*SUPPLIED RECORDS:*
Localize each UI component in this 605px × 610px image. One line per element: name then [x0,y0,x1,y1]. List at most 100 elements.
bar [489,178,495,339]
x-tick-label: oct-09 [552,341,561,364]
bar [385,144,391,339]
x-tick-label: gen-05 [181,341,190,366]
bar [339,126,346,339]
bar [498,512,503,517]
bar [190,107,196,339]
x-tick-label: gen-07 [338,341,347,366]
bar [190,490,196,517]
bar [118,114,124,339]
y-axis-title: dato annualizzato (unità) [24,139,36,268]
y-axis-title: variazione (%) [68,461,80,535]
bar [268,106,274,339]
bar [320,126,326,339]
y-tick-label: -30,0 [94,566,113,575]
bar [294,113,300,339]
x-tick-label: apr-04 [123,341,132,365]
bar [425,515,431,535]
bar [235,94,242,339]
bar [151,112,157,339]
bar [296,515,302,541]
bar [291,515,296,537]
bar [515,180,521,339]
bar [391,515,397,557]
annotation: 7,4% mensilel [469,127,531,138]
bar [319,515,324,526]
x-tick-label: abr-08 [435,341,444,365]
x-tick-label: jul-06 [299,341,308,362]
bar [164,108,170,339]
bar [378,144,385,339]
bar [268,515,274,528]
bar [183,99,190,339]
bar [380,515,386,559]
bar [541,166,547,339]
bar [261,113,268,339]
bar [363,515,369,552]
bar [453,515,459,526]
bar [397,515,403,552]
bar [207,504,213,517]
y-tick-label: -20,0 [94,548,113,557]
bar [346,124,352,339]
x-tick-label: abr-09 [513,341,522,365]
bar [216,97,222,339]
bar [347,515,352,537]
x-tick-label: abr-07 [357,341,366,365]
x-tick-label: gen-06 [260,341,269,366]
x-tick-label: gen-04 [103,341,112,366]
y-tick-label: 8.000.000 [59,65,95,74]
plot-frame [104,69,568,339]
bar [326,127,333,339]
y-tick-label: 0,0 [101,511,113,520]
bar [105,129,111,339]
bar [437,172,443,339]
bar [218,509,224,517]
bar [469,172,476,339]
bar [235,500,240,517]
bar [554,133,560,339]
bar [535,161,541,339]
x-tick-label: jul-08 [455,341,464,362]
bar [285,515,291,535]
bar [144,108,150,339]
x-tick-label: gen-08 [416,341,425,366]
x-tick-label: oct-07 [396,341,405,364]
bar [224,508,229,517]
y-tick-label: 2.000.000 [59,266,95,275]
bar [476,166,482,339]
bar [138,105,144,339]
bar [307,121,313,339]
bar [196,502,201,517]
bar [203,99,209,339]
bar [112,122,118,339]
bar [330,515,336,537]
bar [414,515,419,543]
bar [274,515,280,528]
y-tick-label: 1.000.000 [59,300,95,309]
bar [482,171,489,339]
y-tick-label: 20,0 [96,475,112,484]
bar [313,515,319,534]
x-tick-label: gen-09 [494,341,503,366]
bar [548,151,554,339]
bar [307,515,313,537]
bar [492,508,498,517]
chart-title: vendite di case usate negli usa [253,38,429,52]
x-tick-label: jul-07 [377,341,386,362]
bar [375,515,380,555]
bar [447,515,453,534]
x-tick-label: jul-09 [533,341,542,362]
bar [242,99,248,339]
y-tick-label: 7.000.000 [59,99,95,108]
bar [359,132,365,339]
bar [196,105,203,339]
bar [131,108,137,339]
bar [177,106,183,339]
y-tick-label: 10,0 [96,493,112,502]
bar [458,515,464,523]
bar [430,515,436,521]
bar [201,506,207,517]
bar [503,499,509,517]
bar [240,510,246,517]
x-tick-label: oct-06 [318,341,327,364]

*STATED EXERCISE:*
Reproduce the records above word for word, starting at the first line and ending at the line containing "plot-frame [104,69,568,339]", with both of those lines included.

*FULL RESPONSE:*
Localize each UI component in this 605px × 610px image. One line per element: name then [x0,y0,x1,y1]. List at most 100 elements.
bar [489,178,495,339]
x-tick-label: oct-09 [552,341,561,364]
bar [385,144,391,339]
x-tick-label: gen-05 [181,341,190,366]
bar [339,126,346,339]
bar [498,512,503,517]
bar [190,107,196,339]
x-tick-label: gen-07 [338,341,347,366]
bar [190,490,196,517]
bar [118,114,124,339]
y-axis-title: dato annualizzato (unità) [24,139,36,268]
y-axis-title: variazione (%) [68,461,80,535]
bar [268,106,274,339]
bar [320,126,326,339]
y-tick-label: -30,0 [94,566,113,575]
bar [294,113,300,339]
x-tick-label: apr-04 [123,341,132,365]
bar [425,515,431,535]
bar [235,94,242,339]
bar [151,112,157,339]
bar [296,515,302,541]
bar [291,515,296,537]
bar [515,180,521,339]
bar [391,515,397,557]
annotation: 7,4% mensilel [469,127,531,138]
bar [319,515,324,526]
x-tick-label: abr-08 [435,341,444,365]
x-tick-label: jul-06 [299,341,308,362]
bar [164,108,170,339]
bar [378,144,385,339]
bar [268,515,274,528]
bar [183,99,190,339]
bar [380,515,386,559]
bar [541,166,547,339]
bar [261,113,268,339]
bar [363,515,369,552]
bar [453,515,459,526]
bar [397,515,403,552]
bar [207,504,213,517]
y-tick-label: -20,0 [94,548,113,557]
bar [346,124,352,339]
x-tick-label: abr-09 [513,341,522,365]
bar [216,97,222,339]
bar [347,515,352,537]
x-tick-label: abr-07 [357,341,366,365]
x-tick-label: gen-06 [260,341,269,366]
x-tick-label: gen-04 [103,341,112,366]
y-tick-label: 8.000.000 [59,65,95,74]
plot-frame [104,69,568,339]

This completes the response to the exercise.